- _THE TASK_: Transcribe each line of the material as it is, and drop any picture.

- _SUPPLIED RECORDS_:
———

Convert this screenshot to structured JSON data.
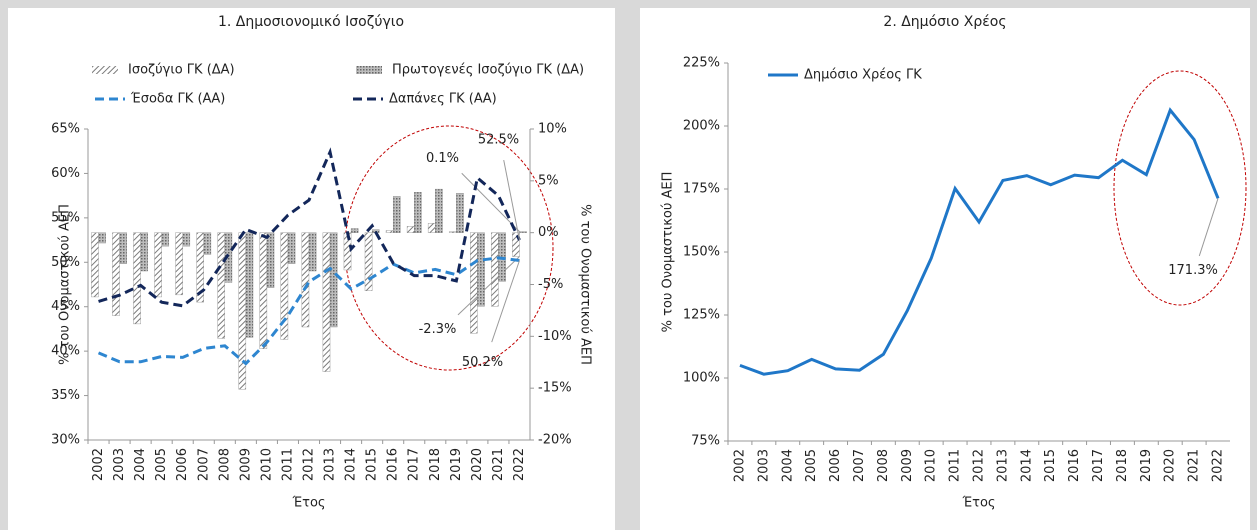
{
  "chart_data": [
    {
      "type": "combo",
      "title": "1. Δημοσιονομικό Ισοζύγιο",
      "x_label": "Έτος",
      "y_label": "% του Ονομαστικού ΑΕΠ",
      "y2_label": "% του Ονομαστικού ΑΕΠ",
      "categories": [
        "2002",
        "2003",
        "2004",
        "2005",
        "2006",
        "2007",
        "2008",
        "2009",
        "2010",
        "2011",
        "2012",
        "2013",
        "2014",
        "2015",
        "2016",
        "2017",
        "2018",
        "2019",
        "2020",
        "2021",
        "2022"
      ],
      "series": [
        {
          "name": "Ισοζύγιο ΓΚ (ΔΑ)",
          "type": "bar",
          "axis": "y2",
          "color": "#8c8c8c",
          "pattern": "diagonal",
          "values": [
            -6.2,
            -8.0,
            -8.8,
            -6.2,
            -6.0,
            -6.7,
            -10.2,
            -15.1,
            -11.2,
            -10.3,
            -9.1,
            -13.4,
            -3.6,
            -5.6,
            0.2,
            0.6,
            0.9,
            0.1,
            -9.7,
            -7.1,
            -2.3
          ],
          "value_labels": [
            null,
            null,
            null,
            null,
            null,
            null,
            null,
            null,
            null,
            null,
            null,
            null,
            null,
            null,
            null,
            null,
            null,
            null,
            null,
            null,
            "-2.3%"
          ]
        },
        {
          "name": "Πρωτογενές Ισοζύγιο ΓΚ (ΔΑ)",
          "type": "bar",
          "axis": "y2",
          "color": "#8c8c8c",
          "pattern": "dense",
          "values": [
            -1.0,
            -3.0,
            -3.7,
            -1.3,
            -1.3,
            -2.1,
            -4.8,
            -10.1,
            -5.3,
            -3.0,
            -3.7,
            -9.1,
            0.4,
            0.3,
            3.5,
            3.9,
            4.2,
            3.8,
            -7.1,
            -4.7,
            0.1
          ],
          "value_labels": [
            null,
            null,
            null,
            null,
            null,
            null,
            null,
            null,
            null,
            null,
            null,
            null,
            null,
            null,
            null,
            null,
            null,
            null,
            null,
            null,
            "0.1%"
          ]
        },
        {
          "name": "Έσοδα ΓΚ (ΑΑ)",
          "type": "line",
          "color": "#2e86d0",
          "dash": "dashed",
          "values": [
            39.8,
            38.8,
            38.8,
            39.4,
            39.3,
            40.3,
            40.6,
            38.6,
            41.0,
            44.0,
            47.8,
            49.3,
            47.0,
            48.3,
            49.8,
            48.8,
            49.2,
            48.6,
            50.2,
            50.5,
            50.2
          ],
          "value_labels": [
            null,
            null,
            null,
            null,
            null,
            null,
            null,
            null,
            null,
            null,
            null,
            null,
            null,
            null,
            null,
            null,
            null,
            null,
            null,
            null,
            "50.2%"
          ]
        },
        {
          "name": "Δαπάνες ΓΚ (ΑΑ)",
          "type": "line",
          "color": "#13275a",
          "dash": "dashed",
          "values": [
            45.6,
            46.3,
            47.4,
            45.5,
            45.1,
            46.9,
            50.3,
            53.7,
            52.8,
            55.3,
            57.0,
            62.4,
            51.5,
            54.1,
            49.9,
            48.5,
            48.5,
            47.9,
            59.5,
            57.5,
            52.5
          ],
          "value_labels": [
            null,
            null,
            null,
            null,
            null,
            null,
            null,
            null,
            null,
            null,
            null,
            null,
            null,
            null,
            null,
            null,
            null,
            null,
            null,
            null,
            "52.5%"
          ]
        }
      ],
      "ylim": [
        30,
        65
      ],
      "yticks": [
        {
          "value": 30,
          "label": "30%"
        },
        {
          "value": 35,
          "label": "35%"
        },
        {
          "value": 40,
          "label": "40%"
        },
        {
          "value": 45,
          "label": "45%"
        },
        {
          "value": 50,
          "label": "50%"
        },
        {
          "value": 55,
          "label": "55%"
        },
        {
          "value": 60,
          "label": "60%"
        },
        {
          "value": 65,
          "label": "65%"
        }
      ],
      "y2lim": [
        -20,
        10
      ],
      "y2ticks": [
        {
          "value": -20,
          "label": "-20%"
        },
        {
          "value": -15,
          "label": "-15%"
        },
        {
          "value": -10,
          "label": "-10%"
        },
        {
          "value": -5,
          "label": "-5%"
        },
        {
          "value": 0,
          "label": "0%"
        },
        {
          "value": 5,
          "label": "5%"
        },
        {
          "value": 10,
          "label": "10%"
        }
      ],
      "legend": "top",
      "grid": false
    },
    {
      "type": "line",
      "title": "2. Δημόσιο Χρέος",
      "x_label": "Έτος",
      "y_label": "% του Ονομαστικού ΑΕΠ",
      "categories": [
        "2002",
        "2003",
        "2004",
        "2005",
        "2006",
        "2007",
        "2008",
        "2009",
        "2010",
        "2011",
        "2012",
        "2013",
        "2014",
        "2015",
        "2016",
        "2017",
        "2018",
        "2019",
        "2020",
        "2021",
        "2022"
      ],
      "series": [
        {
          "name": "Δημόσιο Χρέος ΓΚ",
          "type": "line",
          "color": "#1f77c8",
          "dash": "solid",
          "values": [
            105.0,
            101.5,
            102.9,
            107.4,
            103.6,
            103.1,
            109.4,
            126.7,
            147.5,
            175.2,
            161.9,
            178.4,
            180.3,
            176.7,
            180.5,
            179.5,
            186.4,
            180.7,
            206.3,
            194.6,
            171.3
          ],
          "value_labels": [
            null,
            null,
            null,
            null,
            null,
            null,
            null,
            null,
            null,
            null,
            null,
            null,
            null,
            null,
            null,
            null,
            null,
            null,
            null,
            null,
            "171.3%"
          ]
        }
      ],
      "ylim": [
        75,
        225
      ],
      "yticks": [
        {
          "value": 75,
          "label": "75%"
        },
        {
          "value": 100,
          "label": "100%"
        },
        {
          "value": 125,
          "label": "125%"
        },
        {
          "value": 150,
          "label": "150%"
        },
        {
          "value": 175,
          "label": "175%"
        },
        {
          "value": 200,
          "label": "200%"
        },
        {
          "value": 225,
          "label": "225%"
        }
      ],
      "legend": "top-left",
      "grid": false
    }
  ]
}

———

- _EXPECTED OUTPUT_:
Convert this screenshot to structured JSON data.
{
  "chart_data": [
    {
      "type": "combo",
      "title": "1. Δημοσιονομικό Ισοζύγιο",
      "x_label": "Έτος",
      "y_label": "% του Ονομαστικού ΑΕΠ",
      "y2_label": "% του Ονομαστικού ΑΕΠ",
      "categories": [
        "2002",
        "2003",
        "2004",
        "2005",
        "2006",
        "2007",
        "2008",
        "2009",
        "2010",
        "2011",
        "2012",
        "2013",
        "2014",
        "2015",
        "2016",
        "2017",
        "2018",
        "2019",
        "2020",
        "2021",
        "2022"
      ],
      "series": [
        {
          "name": "Ισοζύγιο ΓΚ (ΔΑ)",
          "type": "bar",
          "axis": "y2",
          "color": "#8c8c8c",
          "pattern": "diagonal",
          "values": [
            -6.2,
            -8.0,
            -8.8,
            -6.2,
            -6.0,
            -6.7,
            -10.2,
            -15.1,
            -11.2,
            -10.3,
            -9.1,
            -13.4,
            -3.6,
            -5.6,
            0.2,
            0.6,
            0.9,
            0.1,
            -9.7,
            -7.1,
            -2.3
          ],
          "value_labels": [
            null,
            null,
            null,
            null,
            null,
            null,
            null,
            null,
            null,
            null,
            null,
            null,
            null,
            null,
            null,
            null,
            null,
            null,
            null,
            null,
            "-2.3%"
          ]
        },
        {
          "name": "Πρωτογενές Ισοζύγιο ΓΚ (ΔΑ)",
          "type": "bar",
          "axis": "y2",
          "color": "#8c8c8c",
          "pattern": "dense",
          "values": [
            -1.0,
            -3.0,
            -3.7,
            -1.3,
            -1.3,
            -2.1,
            -4.8,
            -10.1,
            -5.3,
            -3.0,
            -3.7,
            -9.1,
            0.4,
            0.3,
            3.5,
            3.9,
            4.2,
            3.8,
            -7.1,
            -4.7,
            0.1
          ],
          "value_labels": [
            null,
            null,
            null,
            null,
            null,
            null,
            null,
            null,
            null,
            null,
            null,
            null,
            null,
            null,
            null,
            null,
            null,
            null,
            null,
            null,
            "0.1%"
          ]
        },
        {
          "name": "Έσοδα ΓΚ (ΑΑ)",
          "type": "line",
          "color": "#2e86d0",
          "dash": "dashed",
          "values": [
            39.8,
            38.8,
            38.8,
            39.4,
            39.3,
            40.3,
            40.6,
            38.6,
            41.0,
            44.0,
            47.8,
            49.3,
            47.0,
            48.3,
            49.8,
            48.8,
            49.2,
            48.6,
            50.2,
            50.5,
            50.2
          ],
          "value_labels": [
            null,
            null,
            null,
            null,
            null,
            null,
            null,
            null,
            null,
            null,
            null,
            null,
            null,
            null,
            null,
            null,
            null,
            null,
            null,
            null,
            "50.2%"
          ]
        },
        {
          "name": "Δαπάνες ΓΚ (ΑΑ)",
          "type": "line",
          "color": "#13275a",
          "dash": "dashed",
          "values": [
            45.6,
            46.3,
            47.4,
            45.5,
            45.1,
            46.9,
            50.3,
            53.7,
            52.8,
            55.3,
            57.0,
            62.4,
            51.5,
            54.1,
            49.9,
            48.5,
            48.5,
            47.9,
            59.5,
            57.5,
            52.5
          ],
          "value_labels": [
            null,
            null,
            null,
            null,
            null,
            null,
            null,
            null,
            null,
            null,
            null,
            null,
            null,
            null,
            null,
            null,
            null,
            null,
            null,
            null,
            "52.5%"
          ]
        }
      ],
      "ylim": [
        30,
        65
      ],
      "yticks": [
        {
          "value": 30,
          "label": "30%"
        },
        {
          "value": 35,
          "label": "35%"
        },
        {
          "value": 40,
          "label": "40%"
        },
        {
          "value": 45,
          "label": "45%"
        },
        {
          "value": 50,
          "label": "50%"
        },
        {
          "value": 55,
          "label": "55%"
        },
        {
          "value": 60,
          "label": "60%"
        },
        {
          "value": 65,
          "label": "65%"
        }
      ],
      "y2lim": [
        -20,
        10
      ],
      "y2ticks": [
        {
          "value": -20,
          "label": "-20%"
        },
        {
          "value": -15,
          "label": "-15%"
        },
        {
          "value": -10,
          "label": "-10%"
        },
        {
          "value": -5,
          "label": "-5%"
        },
        {
          "value": 0,
          "label": "0%"
        },
        {
          "value": 5,
          "label": "5%"
        },
        {
          "value": 10,
          "label": "10%"
        }
      ],
      "legend": "top",
      "grid": false
    },
    {
      "type": "line",
      "title": "2. Δημόσιο Χρέος",
      "x_label": "Έτος",
      "y_label": "% του Ονομαστικού ΑΕΠ",
      "categories": [
        "2002",
        "2003",
        "2004",
        "2005",
        "2006",
        "2007",
        "2008",
        "2009",
        "2010",
        "2011",
        "2012",
        "2013",
        "2014",
        "2015",
        "2016",
        "2017",
        "2018",
        "2019",
        "2020",
        "2021",
        "2022"
      ],
      "series": [
        {
          "name": "Δημόσιο Χρέος ΓΚ",
          "type": "line",
          "color": "#1f77c8",
          "dash": "solid",
          "values": [
            105.0,
            101.5,
            102.9,
            107.4,
            103.6,
            103.1,
            109.4,
            126.7,
            147.5,
            175.2,
            161.9,
            178.4,
            180.3,
            176.7,
            180.5,
            179.5,
            186.4,
            180.7,
            206.3,
            194.6,
            171.3
          ],
          "value_labels": [
            null,
            null,
            null,
            null,
            null,
            null,
            null,
            null,
            null,
            null,
            null,
            null,
            null,
            null,
            null,
            null,
            null,
            null,
            null,
            null,
            "171.3%"
          ]
        }
      ],
      "ylim": [
        75,
        225
      ],
      "yticks": [
        {
          "value": 75,
          "label": "75%"
        },
        {
          "value": 100,
          "label": "100%"
        },
        {
          "value": 125,
          "label": "125%"
        },
        {
          "value": 150,
          "label": "150%"
        },
        {
          "value": 175,
          "label": "175%"
        },
        {
          "value": 200,
          "label": "200%"
        },
        {
          "value": 225,
          "label": "225%"
        }
      ],
      "legend": "top-left",
      "grid": false
    }
  ]
}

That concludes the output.